Lines of data:
—————
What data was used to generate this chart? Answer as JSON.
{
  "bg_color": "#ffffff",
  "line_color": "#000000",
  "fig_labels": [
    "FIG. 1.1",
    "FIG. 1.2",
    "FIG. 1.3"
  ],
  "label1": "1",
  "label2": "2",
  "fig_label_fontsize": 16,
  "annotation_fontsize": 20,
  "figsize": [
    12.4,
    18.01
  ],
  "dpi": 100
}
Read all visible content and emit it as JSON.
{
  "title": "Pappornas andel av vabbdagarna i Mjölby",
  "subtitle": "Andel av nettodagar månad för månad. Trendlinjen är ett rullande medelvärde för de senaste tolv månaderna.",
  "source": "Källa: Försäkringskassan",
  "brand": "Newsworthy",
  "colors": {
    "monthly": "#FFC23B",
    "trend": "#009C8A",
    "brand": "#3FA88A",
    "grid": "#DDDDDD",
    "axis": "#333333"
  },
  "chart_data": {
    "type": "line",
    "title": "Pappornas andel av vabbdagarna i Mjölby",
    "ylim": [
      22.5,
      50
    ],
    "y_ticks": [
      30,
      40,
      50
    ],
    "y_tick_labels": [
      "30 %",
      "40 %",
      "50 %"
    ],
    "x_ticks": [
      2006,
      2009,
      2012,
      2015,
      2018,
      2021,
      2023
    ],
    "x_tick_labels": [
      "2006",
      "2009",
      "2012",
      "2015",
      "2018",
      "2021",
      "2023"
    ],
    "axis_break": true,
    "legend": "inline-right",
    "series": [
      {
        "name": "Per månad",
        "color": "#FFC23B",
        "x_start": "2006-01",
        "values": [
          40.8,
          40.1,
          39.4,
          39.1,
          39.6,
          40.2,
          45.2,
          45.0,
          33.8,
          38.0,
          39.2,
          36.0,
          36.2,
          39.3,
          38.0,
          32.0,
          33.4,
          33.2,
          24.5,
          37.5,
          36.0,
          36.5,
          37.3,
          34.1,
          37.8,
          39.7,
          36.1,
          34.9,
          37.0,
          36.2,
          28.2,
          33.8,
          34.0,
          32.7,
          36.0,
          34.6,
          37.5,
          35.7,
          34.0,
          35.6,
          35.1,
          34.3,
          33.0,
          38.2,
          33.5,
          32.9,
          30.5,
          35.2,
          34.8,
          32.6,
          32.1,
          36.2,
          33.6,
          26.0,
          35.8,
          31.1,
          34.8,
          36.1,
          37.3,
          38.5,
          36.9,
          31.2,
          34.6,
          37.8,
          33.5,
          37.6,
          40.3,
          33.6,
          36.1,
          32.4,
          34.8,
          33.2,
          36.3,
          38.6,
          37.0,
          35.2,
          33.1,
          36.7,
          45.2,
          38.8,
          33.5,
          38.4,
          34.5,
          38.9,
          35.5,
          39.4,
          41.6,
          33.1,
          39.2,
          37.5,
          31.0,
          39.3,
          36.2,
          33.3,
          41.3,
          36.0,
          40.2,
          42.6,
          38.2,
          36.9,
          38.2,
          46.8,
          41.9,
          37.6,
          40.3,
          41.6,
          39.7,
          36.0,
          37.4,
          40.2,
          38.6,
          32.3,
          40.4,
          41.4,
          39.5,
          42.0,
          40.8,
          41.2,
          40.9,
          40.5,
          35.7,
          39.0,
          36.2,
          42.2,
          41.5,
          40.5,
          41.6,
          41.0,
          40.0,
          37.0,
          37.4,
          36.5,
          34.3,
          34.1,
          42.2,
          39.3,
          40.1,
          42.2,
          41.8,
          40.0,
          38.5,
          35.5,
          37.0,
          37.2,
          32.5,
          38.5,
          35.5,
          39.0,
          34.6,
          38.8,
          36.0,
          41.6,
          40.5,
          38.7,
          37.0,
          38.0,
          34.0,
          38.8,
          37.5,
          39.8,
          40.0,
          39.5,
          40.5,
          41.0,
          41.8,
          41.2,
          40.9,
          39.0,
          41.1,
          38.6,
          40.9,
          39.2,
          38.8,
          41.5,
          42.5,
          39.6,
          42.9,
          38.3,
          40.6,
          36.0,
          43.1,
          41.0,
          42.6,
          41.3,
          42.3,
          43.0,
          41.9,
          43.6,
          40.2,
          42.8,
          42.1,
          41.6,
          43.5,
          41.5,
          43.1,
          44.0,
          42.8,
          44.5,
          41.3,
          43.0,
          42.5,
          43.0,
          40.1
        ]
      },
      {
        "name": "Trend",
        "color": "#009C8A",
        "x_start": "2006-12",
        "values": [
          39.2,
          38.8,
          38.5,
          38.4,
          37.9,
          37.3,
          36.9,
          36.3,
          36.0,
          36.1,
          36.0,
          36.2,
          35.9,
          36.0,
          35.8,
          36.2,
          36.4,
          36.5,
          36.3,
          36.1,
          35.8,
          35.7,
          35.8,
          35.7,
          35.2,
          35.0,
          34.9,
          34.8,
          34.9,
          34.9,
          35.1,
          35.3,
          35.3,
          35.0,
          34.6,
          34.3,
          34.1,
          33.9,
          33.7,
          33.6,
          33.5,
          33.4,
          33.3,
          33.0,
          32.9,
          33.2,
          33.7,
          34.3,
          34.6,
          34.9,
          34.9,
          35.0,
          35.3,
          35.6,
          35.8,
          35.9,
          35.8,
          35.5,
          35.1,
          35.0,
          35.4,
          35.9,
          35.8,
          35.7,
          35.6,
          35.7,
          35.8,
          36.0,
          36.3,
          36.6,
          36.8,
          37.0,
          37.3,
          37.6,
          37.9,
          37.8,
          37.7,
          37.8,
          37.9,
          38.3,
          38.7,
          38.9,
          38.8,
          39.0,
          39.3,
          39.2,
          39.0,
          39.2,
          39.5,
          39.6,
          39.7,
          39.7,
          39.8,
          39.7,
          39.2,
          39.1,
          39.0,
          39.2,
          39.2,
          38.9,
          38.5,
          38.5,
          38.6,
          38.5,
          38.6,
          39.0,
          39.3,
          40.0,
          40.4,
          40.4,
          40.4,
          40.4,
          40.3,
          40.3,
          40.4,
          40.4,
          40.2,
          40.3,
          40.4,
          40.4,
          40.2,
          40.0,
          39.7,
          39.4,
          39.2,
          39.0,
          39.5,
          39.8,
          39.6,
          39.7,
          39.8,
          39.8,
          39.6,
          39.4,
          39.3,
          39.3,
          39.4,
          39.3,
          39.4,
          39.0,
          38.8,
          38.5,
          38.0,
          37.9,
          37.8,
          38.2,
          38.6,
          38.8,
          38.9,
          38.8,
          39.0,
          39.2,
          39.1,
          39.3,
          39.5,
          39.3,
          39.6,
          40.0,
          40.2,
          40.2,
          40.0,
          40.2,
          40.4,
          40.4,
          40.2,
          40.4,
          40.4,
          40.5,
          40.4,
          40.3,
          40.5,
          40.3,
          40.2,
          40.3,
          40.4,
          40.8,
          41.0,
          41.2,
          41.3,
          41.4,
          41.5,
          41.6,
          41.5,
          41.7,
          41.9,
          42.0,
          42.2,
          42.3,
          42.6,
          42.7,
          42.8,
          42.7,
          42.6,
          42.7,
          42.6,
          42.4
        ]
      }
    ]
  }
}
—————
Task brief
Without omitting anything, output the entries exactly.

Answer to this exercise
What data was used to generate this chart? Answer as JSON.
{
  "bg_color": "#ffffff",
  "line_color": "#000000",
  "fig_labels": [
    "FIG. 1.1",
    "FIG. 1.2",
    "FIG. 1.3"
  ],
  "label1": "1",
  "label2": "2",
  "fig_label_fontsize": 16,
  "annotation_fontsize": 20,
  "figsize": [
    12.4,
    18.01
  ],
  "dpi": 100
}
Read all visible content and emit it as JSON.
{
  "title": "Pappornas andel av vabbdagarna i Mjölby",
  "subtitle": "Andel av nettodagar månad för månad. Trendlinjen är ett rullande medelvärde för de senaste tolv månaderna.",
  "source": "Källa: Försäkringskassan",
  "brand": "Newsworthy",
  "colors": {
    "monthly": "#FFC23B",
    "trend": "#009C8A",
    "brand": "#3FA88A",
    "grid": "#DDDDDD",
    "axis": "#333333"
  },
  "chart_data": {
    "type": "line",
    "title": "Pappornas andel av vabbdagarna i Mjölby",
    "ylim": [
      22.5,
      50
    ],
    "y_ticks": [
      30,
      40,
      50
    ],
    "y_tick_labels": [
      "30 %",
      "40 %",
      "50 %"
    ],
    "x_ticks": [
      2006,
      2009,
      2012,
      2015,
      2018,
      2021,
      2023
    ],
    "x_tick_labels": [
      "2006",
      "2009",
      "2012",
      "2015",
      "2018",
      "2021",
      "2023"
    ],
    "axis_break": true,
    "legend": "inline-right",
    "series": [
      {
        "name": "Per månad",
        "color": "#FFC23B",
        "x_start": "2006-01",
        "values": [
          40.8,
          40.1,
          39.4,
          39.1,
          39.6,
          40.2,
          45.2,
          45.0,
          33.8,
          38.0,
          39.2,
          36.0,
          36.2,
          39.3,
          38.0,
          32.0,
          33.4,
          33.2,
          24.5,
          37.5,
          36.0,
          36.5,
          37.3,
          34.1,
          37.8,
          39.7,
          36.1,
          34.9,
          37.0,
          36.2,
          28.2,
          33.8,
          34.0,
          32.7,
          36.0,
          34.6,
          37.5,
          35.7,
          34.0,
          35.6,
          35.1,
          34.3,
          33.0,
          38.2,
          33.5,
          32.9,
          30.5,
          35.2,
          34.8,
          32.6,
          32.1,
          36.2,
          33.6,
          26.0,
          35.8,
          31.1,
          34.8,
          36.1,
          37.3,
          38.5,
          36.9,
          31.2,
          34.6,
          37.8,
          33.5,
          37.6,
          40.3,
          33.6,
          36.1,
          32.4,
          34.8,
          33.2,
          36.3,
          38.6,
          37.0,
          35.2,
          33.1,
          36.7,
          45.2,
          38.8,
          33.5,
          38.4,
          34.5,
          38.9,
          35.5,
          39.4,
          41.6,
          33.1,
          39.2,
          37.5,
          31.0,
          39.3,
          36.2,
          33.3,
          41.3,
          36.0,
          40.2,
          42.6,
          38.2,
          36.9,
          38.2,
          46.8,
          41.9,
          37.6,
          40.3,
          41.6,
          39.7,
          36.0,
          37.4,
          40.2,
          38.6,
          32.3,
          40.4,
          41.4,
          39.5,
          42.0,
          40.8,
          41.2,
          40.9,
          40.5,
          35.7,
          39.0,
          36.2,
          42.2,
          41.5,
          40.5,
          41.6,
          41.0,
          40.0,
          37.0,
          37.4,
          36.5,
          34.3,
          34.1,
          42.2,
          39.3,
          40.1,
          42.2,
          41.8,
          40.0,
          38.5,
          35.5,
          37.0,
          37.2,
          32.5,
          38.5,
          35.5,
          39.0,
          34.6,
          38.8,
          36.0,
          41.6,
          40.5,
          38.7,
          37.0,
          38.0,
          34.0,
          38.8,
          37.5,
          39.8,
          40.0,
          39.5,
          40.5,
          41.0,
          41.8,
          41.2,
          40.9,
          39.0,
          41.1,
          38.6,
          40.9,
          39.2,
          38.8,
          41.5,
          42.5,
          39.6,
          42.9,
          38.3,
          40.6,
          36.0,
          43.1,
          41.0,
          42.6,
          41.3,
          42.3,
          43.0,
          41.9,
          43.6,
          40.2,
          42.8,
          42.1,
          41.6,
          43.5,
          41.5,
          43.1,
          44.0,
          42.8,
          44.5,
          41.3,
          43.0,
          42.5,
          43.0,
          40.1
        ]
      },
      {
        "name": "Trend",
        "color": "#009C8A",
        "x_start": "2006-12",
        "values": [
          39.2,
          38.8,
          38.5,
          38.4,
          37.9,
          37.3,
          36.9,
          36.3,
          36.0,
          36.1,
          36.0,
          36.2,
          35.9,
          36.0,
          35.8,
          36.2,
          36.4,
          36.5,
          36.3,
          36.1,
          35.8,
          35.7,
          35.8,
          35.7,
          35.2,
          35.0,
          34.9,
          34.8,
          34.9,
          34.9,
          35.1,
          35.3,
          35.3,
          35.0,
          34.6,
          34.3,
          34.1,
          33.9,
          33.7,
          33.6,
          33.5,
          33.4,
          33.3,
          33.0,
          32.9,
          33.2,
          33.7,
          34.3,
          34.6,
          34.9,
          34.9,
          35.0,
          35.3,
          35.6,
          35.8,
          35.9,
          35.8,
          35.5,
          35.1,
          35.0,
          35.4,
          35.9,
          35.8,
          35.7,
          35.6,
          35.7,
          35.8,
          36.0,
          36.3,
          36.6,
          36.8,
          37.0,
          37.3,
          37.6,
          37.9,
          37.8,
          37.7,
          37.8,
          37.9,
          38.3,
          38.7,
          38.9,
          38.8,
          39.0,
          39.3,
          39.2,
          39.0,
          39.2,
          39.5,
          39.6,
          39.7,
          39.7,
          39.8,
          39.7,
          39.2,
          39.1,
          39.0,
          39.2,
          39.2,
          38.9,
          38.5,
          38.5,
          38.6,
          38.5,
          38.6,
          39.0,
          39.3,
          40.0,
          40.4,
          40.4,
          40.4,
          40.4,
          40.3,
          40.3,
          40.4,
          40.4,
          40.2,
          40.3,
          40.4,
          40.4,
          40.2,
          40.0,
          39.7,
          39.4,
          39.2,
          39.0,
          39.5,
          39.8,
          39.6,
          39.7,
          39.8,
          39.8,
          39.6,
          39.4,
          39.3,
          39.3,
          39.4,
          39.3,
          39.4,
          39.0,
          38.8,
          38.5,
          38.0,
          37.9,
          37.8,
          38.2,
          38.6,
          38.8,
          38.9,
          38.8,
          39.0,
          39.2,
          39.1,
          39.3,
          39.5,
          39.3,
          39.6,
          40.0,
          40.2,
          40.2,
          40.0,
          40.2,
          40.4,
          40.4,
          40.2,
          40.4,
          40.4,
          40.5,
          40.4,
          40.3,
          40.5,
          40.3,
          40.2,
          40.3,
          40.4,
          40.8,
          41.0,
          41.2,
          41.3,
          41.4,
          41.5,
          41.6,
          41.5,
          41.7,
          41.9,
          42.0,
          42.2,
          42.3,
          42.6,
          42.7,
          42.8,
          42.7,
          42.6,
          42.7,
          42.6,
          42.4
        ]
      }
    ]
  }
}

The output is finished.